▶ [Given problem]
Below are the records. Reproduce exactly the lines from the one containing "Convert this screenshot" through the final line, and omit any pictures.

▶ [Data]
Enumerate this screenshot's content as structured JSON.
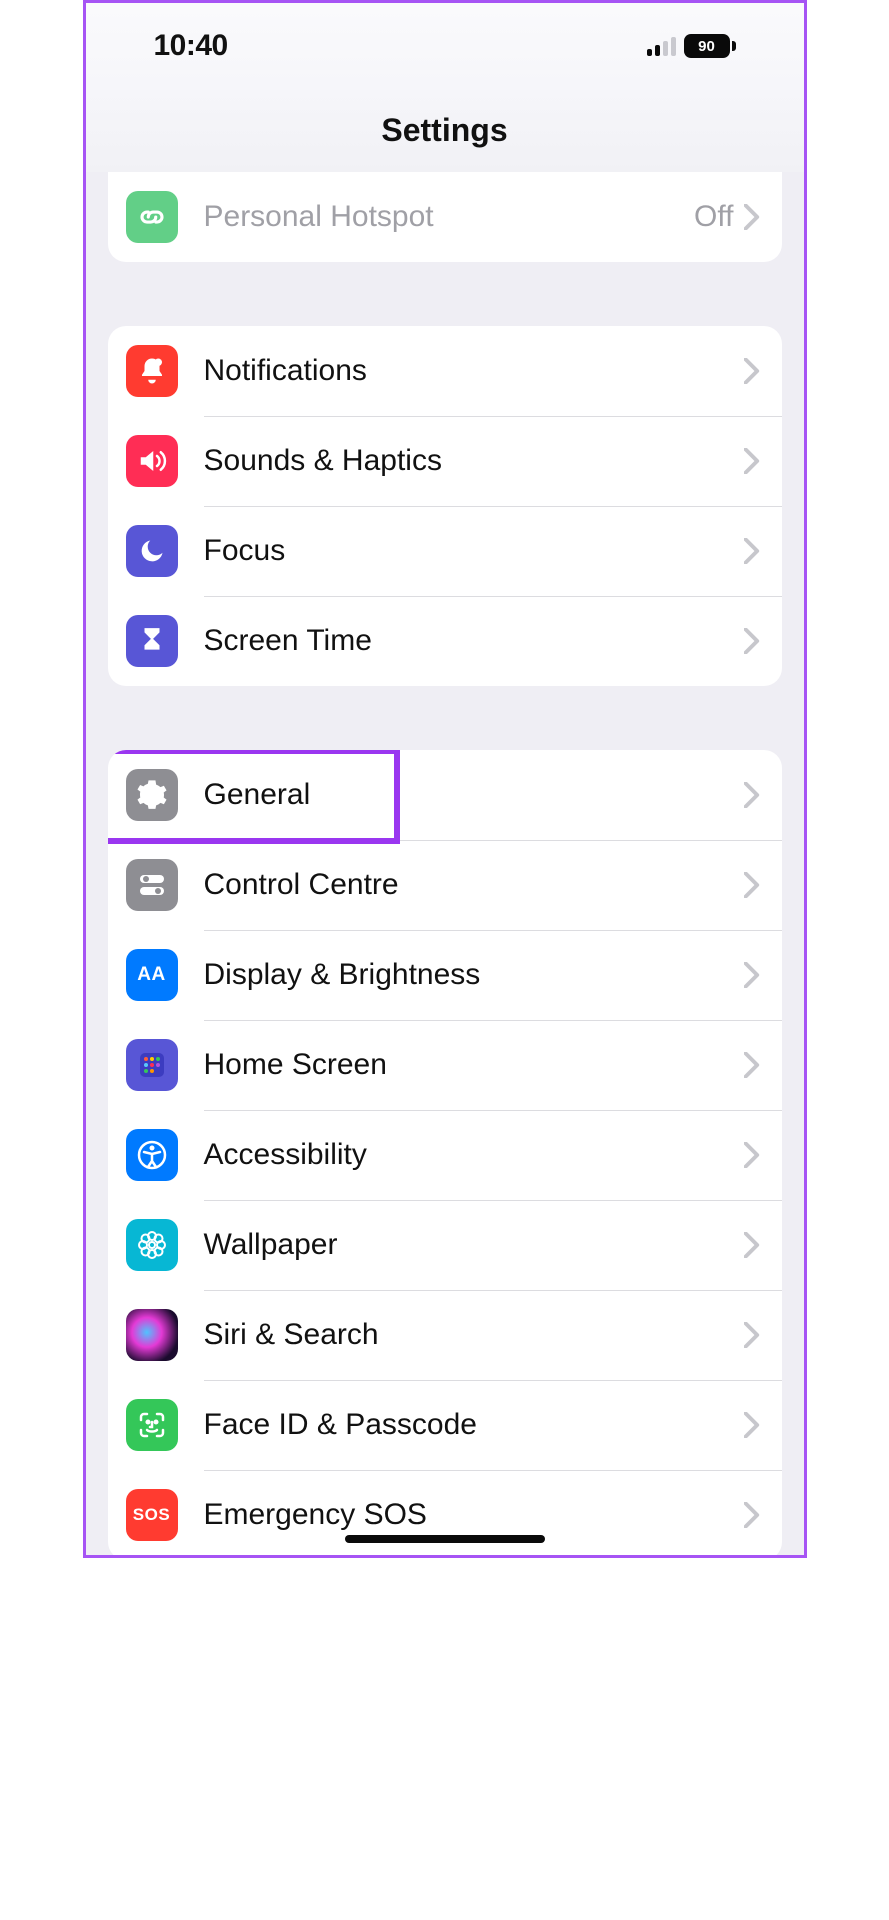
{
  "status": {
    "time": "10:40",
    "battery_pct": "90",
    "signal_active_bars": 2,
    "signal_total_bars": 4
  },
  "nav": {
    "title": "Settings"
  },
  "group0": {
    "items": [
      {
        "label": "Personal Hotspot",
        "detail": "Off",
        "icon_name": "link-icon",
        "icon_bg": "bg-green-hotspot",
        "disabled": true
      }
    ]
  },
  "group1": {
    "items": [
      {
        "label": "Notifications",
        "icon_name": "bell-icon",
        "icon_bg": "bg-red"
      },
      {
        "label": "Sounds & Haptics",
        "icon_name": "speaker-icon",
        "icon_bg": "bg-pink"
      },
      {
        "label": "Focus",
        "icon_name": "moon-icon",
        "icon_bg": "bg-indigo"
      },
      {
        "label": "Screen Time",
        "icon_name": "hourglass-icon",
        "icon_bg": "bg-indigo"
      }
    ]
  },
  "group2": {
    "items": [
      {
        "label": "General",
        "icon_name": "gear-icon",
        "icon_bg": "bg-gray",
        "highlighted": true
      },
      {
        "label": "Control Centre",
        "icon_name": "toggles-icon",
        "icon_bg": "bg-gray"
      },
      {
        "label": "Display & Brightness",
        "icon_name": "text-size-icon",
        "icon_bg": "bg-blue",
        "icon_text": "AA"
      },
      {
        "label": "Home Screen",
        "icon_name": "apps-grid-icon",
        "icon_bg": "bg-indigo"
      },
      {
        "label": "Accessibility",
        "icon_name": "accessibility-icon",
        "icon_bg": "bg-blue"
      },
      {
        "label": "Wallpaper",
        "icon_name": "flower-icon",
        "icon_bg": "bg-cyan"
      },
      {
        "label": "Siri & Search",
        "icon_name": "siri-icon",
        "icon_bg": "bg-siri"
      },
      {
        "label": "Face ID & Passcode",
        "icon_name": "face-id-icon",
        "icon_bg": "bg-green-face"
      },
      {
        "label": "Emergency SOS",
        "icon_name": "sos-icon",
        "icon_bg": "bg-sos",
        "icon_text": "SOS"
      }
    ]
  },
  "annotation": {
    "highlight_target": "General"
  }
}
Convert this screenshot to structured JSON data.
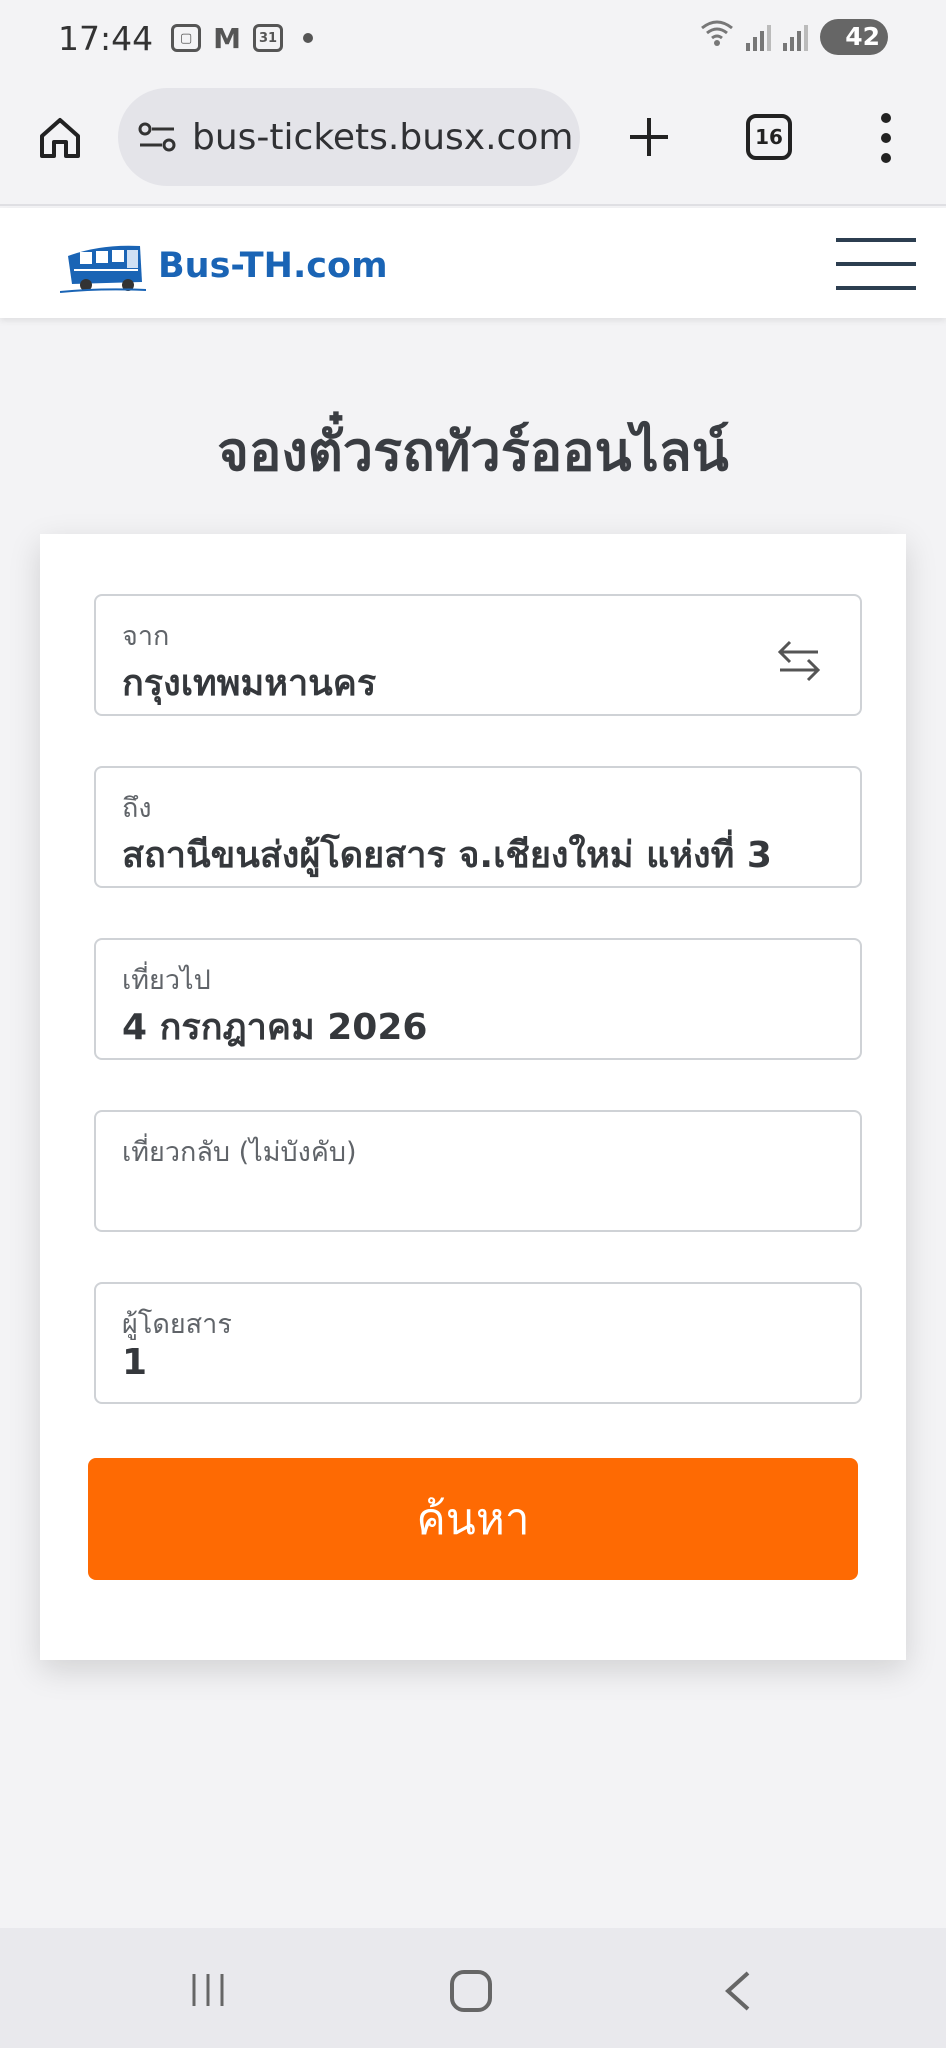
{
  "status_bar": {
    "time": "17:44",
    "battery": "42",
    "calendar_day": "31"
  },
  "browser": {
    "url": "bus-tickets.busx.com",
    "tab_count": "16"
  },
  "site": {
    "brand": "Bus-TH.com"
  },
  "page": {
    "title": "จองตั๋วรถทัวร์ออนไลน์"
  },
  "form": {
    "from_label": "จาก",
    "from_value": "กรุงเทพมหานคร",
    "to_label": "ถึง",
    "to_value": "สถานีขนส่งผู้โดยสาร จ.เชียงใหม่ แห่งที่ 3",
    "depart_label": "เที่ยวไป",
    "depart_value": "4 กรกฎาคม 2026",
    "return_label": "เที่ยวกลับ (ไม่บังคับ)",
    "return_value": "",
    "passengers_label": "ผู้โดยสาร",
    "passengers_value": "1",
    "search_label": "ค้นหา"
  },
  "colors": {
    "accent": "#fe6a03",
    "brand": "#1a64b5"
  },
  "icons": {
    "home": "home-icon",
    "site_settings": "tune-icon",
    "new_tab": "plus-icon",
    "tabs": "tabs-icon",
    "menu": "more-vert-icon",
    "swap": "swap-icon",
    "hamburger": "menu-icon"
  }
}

▶ [Answer for the task]
Convert this screenshot to structured JSON data.
{
  "status_bar": {
    "time": "17:44",
    "battery": "42",
    "calendar_day": "31"
  },
  "browser": {
    "url": "bus-tickets.busx.com",
    "tab_count": "16"
  },
  "site": {
    "brand": "Bus-TH.com"
  },
  "page": {
    "title": "จองตั๋วรถทัวร์ออนไลน์"
  },
  "form": {
    "from_label": "จาก",
    "from_value": "กรุงเทพมหานคร",
    "to_label": "ถึง",
    "to_value": "สถานีขนส่งผู้โดยสาร จ.เชียงใหม่ แห่งที่ 3",
    "depart_label": "เที่ยวไป",
    "depart_value": "4 กรกฎาคม 2026",
    "return_label": "เที่ยวกลับ (ไม่บังคับ)",
    "return_value": "",
    "passengers_label": "ผู้โดยสาร",
    "passengers_value": "1",
    "search_label": "ค้นหา"
  },
  "colors": {
    "accent": "#fe6a03",
    "brand": "#1a64b5"
  },
  "icons": {
    "home": "home-icon",
    "site_settings": "tune-icon",
    "new_tab": "plus-icon",
    "tabs": "tabs-icon",
    "menu": "more-vert-icon",
    "swap": "swap-icon",
    "hamburger": "menu-icon"
  }
}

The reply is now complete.